▸ TEXT BLOCK:

The longer I’m married the less I understand. Life seems to have speeded up and I’m still in the far right lane. I’ve watched too many Mayberry reruns. Or, perhaps, the drum I’m beating has gone the way of the Dodo bird and the Chatham Island Branded Rail.
Cathy, for some unfathomable reason, decided to do her “spring cleaning” in January. I pointed out the bad weather, the “Christmas hangover”, the possible conflict with the bowl championship series, my cholesterol was higher in January……
“It’s time” was all she said. I didn’t get a chance to tell her about my lumbago, my allergic reaction to attic dust, the torn meniscus in my right knee that would preclude heavy lifting or the special season preview they were running on the Golf Channel.
She was digging through boxes and tossing the throw-a-ways in one pile and the “keepers” in another. I stood in amazement as the “discard” pile mounted toward the ceiling. “This old green hat is a perfect example”, she was on a roll, “it’s moth eaten, the elastic doesn’t work anymore and the letter on the front is so faded I can’t make it out.” I rescued it in mid flight as it twirled toward the “burn and destroy” heap.
Wiley Wilson, Robert Orr, Bo Booth, Bobby Brewer, Don Melton, Glen Burns, John Ingram came into focus as plain as if they were standing right in front of me. I saw Wiley’s brand spanking new green cap fly off as he rounded third to score the winning run against the V. F. W. to give us the greatest comeback victory in the history of little league. I saw Bo Booth with his back to the in-field, wearing one of these green hats, make a running catch in short left field that is still talked about in McKenzie, Tennessee, to this day. Me and John Ingram swapped caps when Bobby Jack Cantrell handed them out. This one just felt better on my head.
“It is an L.”
Cathy stopped sifting through t-shirts and Zane Grey paper backs and looked up. “What hon?”
“The L stands for Lions!” I ran my fingers across the brim. It was the only tangible thing I have from those idyllic days in that open field across from the pajama factory. I didn’t bother to tell her about the ironed-in crease that was no longer visible or the Vaseline stain on the bill. We were not throwing this cap away. Not today, not ever!
I stooped down to better examine the “going out the door” stack. I pulled out a tattered copy of “A Rocket in my Pocket”. It was our junior class play. I don’t remember much about it. I certainly hadn’t read it since the spring of 1964. Betsy Dinwiddie was our best actor. We used a lot of tin foil for the rocket. I got to kiss Fran Smart right there on stage. We practiced every night for weeks. And I was a nervous wreck the night of the play. Shucks, I couldn’t even remember my character’s name. “We’d better keep this.” I might want to read over it one day…..
The old dog collar was almost hidden among the madras shirts and double knit pants. It belonged to PR Hatchie Bottom Sassy. She was one of the best coon dogs I’d ever owned……when I could coax her out from under the house and get her on the trail! She had that distinct voice and a great change over. And she wouldn’t quit the tree until the coon was on the ground. I thought of the clear cool nights in Panther Swamp. I could smell the lighter knot fire. And hear the hounds baying across the mist. I laid the collar on the kitchen counter. “We need to keep this. You can’t never tell when another dog might show up.”

▸ DESCRIPTION OF THE TASK: Transcribe the portion of the spring-cleaning essay between "The longer I’m" and "the Golf Channel.", inclusive. Rely solely on the spring-cleaning essay above.

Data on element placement
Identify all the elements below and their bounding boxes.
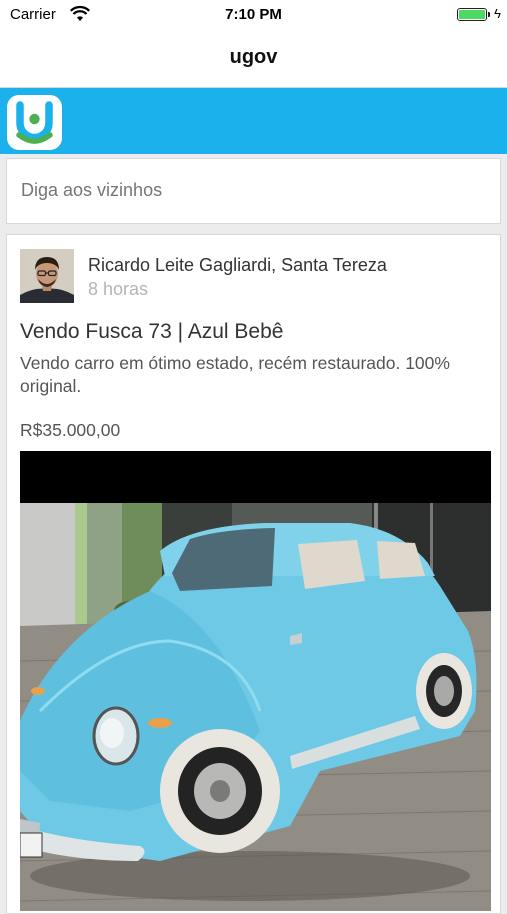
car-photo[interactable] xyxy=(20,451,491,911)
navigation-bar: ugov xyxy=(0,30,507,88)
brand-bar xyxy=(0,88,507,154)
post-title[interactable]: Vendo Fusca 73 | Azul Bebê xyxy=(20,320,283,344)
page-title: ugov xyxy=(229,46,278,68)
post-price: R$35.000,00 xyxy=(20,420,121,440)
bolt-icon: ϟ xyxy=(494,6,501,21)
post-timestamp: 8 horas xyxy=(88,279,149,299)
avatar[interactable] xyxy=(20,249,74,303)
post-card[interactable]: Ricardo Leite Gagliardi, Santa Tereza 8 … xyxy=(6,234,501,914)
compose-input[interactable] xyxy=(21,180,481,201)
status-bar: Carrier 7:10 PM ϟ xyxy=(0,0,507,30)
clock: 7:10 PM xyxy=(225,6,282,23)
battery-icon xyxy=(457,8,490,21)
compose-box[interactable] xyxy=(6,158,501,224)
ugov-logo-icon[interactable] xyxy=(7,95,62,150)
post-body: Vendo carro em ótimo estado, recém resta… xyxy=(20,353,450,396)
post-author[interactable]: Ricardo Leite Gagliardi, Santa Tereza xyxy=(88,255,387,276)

...

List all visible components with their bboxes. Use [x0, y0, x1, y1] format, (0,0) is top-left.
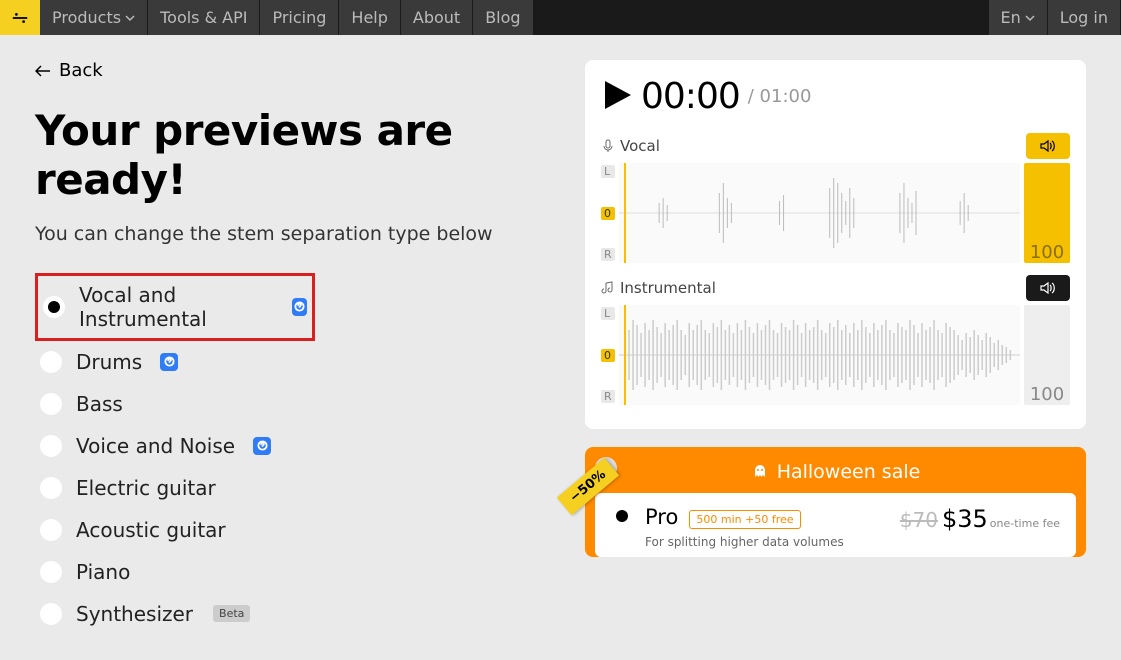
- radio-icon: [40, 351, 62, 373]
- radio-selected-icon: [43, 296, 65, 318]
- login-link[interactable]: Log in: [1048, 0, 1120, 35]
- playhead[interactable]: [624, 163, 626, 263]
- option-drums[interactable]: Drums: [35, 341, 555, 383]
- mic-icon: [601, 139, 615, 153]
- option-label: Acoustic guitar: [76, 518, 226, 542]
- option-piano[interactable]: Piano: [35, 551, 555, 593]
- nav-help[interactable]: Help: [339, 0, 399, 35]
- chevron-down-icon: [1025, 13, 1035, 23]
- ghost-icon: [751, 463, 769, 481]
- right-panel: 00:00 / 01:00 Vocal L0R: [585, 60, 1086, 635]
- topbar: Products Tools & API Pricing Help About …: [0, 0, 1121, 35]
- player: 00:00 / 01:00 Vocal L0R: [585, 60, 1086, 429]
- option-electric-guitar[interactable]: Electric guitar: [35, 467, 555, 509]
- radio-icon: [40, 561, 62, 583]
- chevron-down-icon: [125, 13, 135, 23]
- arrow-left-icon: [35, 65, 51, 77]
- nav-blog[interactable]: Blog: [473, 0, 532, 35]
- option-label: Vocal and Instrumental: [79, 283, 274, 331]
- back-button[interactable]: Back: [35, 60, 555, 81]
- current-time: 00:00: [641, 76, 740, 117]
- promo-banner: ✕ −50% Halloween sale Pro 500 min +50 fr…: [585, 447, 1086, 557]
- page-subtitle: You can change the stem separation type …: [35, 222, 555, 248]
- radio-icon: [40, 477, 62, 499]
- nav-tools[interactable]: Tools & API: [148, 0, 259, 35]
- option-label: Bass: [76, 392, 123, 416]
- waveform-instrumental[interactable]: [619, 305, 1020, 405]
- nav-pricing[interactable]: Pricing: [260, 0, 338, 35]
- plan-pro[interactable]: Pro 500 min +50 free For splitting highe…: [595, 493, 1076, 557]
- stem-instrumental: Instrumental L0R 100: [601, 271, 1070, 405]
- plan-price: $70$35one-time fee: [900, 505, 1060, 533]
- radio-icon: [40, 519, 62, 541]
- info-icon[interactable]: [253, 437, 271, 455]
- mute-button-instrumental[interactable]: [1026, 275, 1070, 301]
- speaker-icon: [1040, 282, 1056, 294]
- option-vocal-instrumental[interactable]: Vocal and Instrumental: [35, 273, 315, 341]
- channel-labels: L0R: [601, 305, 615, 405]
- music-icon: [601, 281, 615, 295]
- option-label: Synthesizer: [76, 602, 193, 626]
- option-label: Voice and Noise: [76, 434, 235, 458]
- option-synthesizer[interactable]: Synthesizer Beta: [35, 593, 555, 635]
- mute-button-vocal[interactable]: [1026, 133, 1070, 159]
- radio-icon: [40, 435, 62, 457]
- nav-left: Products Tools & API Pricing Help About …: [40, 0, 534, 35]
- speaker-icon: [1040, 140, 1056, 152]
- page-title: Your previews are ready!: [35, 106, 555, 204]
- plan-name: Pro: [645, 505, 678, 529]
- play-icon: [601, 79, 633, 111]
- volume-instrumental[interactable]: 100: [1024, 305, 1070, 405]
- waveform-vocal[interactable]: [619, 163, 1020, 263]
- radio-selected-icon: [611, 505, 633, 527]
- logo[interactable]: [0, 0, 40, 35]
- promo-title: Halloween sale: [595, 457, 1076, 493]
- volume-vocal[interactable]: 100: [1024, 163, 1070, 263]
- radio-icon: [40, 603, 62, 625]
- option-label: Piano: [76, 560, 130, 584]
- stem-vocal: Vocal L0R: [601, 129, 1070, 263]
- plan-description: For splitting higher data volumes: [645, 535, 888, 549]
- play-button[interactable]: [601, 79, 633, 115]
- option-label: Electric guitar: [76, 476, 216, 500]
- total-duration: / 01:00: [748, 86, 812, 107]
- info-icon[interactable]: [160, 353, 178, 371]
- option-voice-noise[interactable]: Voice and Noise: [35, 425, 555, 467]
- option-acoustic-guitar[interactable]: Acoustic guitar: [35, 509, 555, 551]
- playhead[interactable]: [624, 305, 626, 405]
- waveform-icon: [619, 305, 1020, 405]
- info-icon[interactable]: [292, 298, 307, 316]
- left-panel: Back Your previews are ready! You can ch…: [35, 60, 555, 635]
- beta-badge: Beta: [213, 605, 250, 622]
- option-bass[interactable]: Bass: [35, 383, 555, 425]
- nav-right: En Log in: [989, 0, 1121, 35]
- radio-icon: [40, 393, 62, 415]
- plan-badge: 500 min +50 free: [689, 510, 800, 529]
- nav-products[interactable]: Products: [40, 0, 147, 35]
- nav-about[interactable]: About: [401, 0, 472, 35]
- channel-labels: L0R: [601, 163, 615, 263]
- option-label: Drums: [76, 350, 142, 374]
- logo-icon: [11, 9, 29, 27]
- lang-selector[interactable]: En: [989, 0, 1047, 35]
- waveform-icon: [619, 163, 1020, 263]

--

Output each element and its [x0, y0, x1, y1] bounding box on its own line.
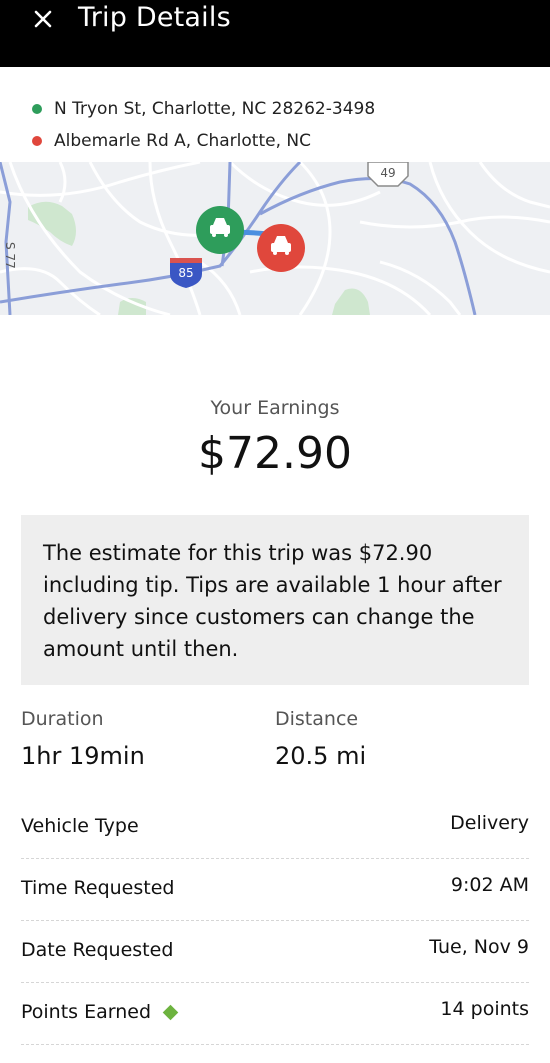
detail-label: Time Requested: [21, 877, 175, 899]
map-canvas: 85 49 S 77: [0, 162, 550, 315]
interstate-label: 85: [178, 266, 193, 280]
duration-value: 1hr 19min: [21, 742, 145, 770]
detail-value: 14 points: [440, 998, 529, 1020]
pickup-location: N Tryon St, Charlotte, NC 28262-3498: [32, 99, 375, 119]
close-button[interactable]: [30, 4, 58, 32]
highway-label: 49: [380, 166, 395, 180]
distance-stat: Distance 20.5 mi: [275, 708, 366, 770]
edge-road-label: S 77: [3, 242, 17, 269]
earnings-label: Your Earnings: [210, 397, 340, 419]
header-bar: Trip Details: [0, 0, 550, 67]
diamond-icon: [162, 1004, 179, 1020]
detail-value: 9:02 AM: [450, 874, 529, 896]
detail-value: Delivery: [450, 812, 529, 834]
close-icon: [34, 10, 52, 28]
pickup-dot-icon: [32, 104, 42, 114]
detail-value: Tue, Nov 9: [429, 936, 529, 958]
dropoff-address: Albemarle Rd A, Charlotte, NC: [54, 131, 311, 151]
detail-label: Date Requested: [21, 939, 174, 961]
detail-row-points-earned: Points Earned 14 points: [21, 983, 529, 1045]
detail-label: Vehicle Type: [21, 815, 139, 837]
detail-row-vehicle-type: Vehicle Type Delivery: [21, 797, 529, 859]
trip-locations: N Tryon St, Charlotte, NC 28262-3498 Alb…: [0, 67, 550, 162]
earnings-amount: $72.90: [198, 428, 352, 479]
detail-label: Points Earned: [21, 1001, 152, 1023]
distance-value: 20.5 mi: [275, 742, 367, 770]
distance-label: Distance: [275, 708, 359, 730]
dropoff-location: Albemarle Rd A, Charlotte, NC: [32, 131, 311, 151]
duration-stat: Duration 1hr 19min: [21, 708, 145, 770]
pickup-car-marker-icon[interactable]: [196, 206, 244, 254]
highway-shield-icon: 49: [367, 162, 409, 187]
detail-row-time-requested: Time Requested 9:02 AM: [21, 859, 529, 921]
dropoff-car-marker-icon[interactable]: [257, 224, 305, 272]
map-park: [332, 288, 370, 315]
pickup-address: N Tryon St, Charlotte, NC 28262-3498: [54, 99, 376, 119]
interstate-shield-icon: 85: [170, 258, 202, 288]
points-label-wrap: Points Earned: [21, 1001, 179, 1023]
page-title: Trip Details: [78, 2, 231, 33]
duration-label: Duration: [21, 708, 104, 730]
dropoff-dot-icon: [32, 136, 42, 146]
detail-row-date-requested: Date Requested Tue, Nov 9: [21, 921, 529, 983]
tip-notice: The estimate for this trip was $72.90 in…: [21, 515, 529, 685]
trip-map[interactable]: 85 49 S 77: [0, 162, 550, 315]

▸ TASK RESPONSE:
The longer I’m married the less I understand. Life seems to have speeded up and I’m still in the far right lane. I’ve watched too many Mayberry reruns. Or, perhaps, the drum I’m beating has gone the way of the Dodo bird and the Chatham Island Branded Rail.
Cathy, for some unfathomable reason, decided to do her “spring cleaning” in January. I pointed out the bad weather, the “Christmas hangover”, the possible conflict with the bowl championship series, my cholesterol was higher in January……
“It’s time” was all she said. I didn’t get a chance to tell her about my lumbago, my allergic reaction to attic dust, the torn meniscus in my right knee that would preclude heavy lifting or the special season preview they were running on the Golf Channel.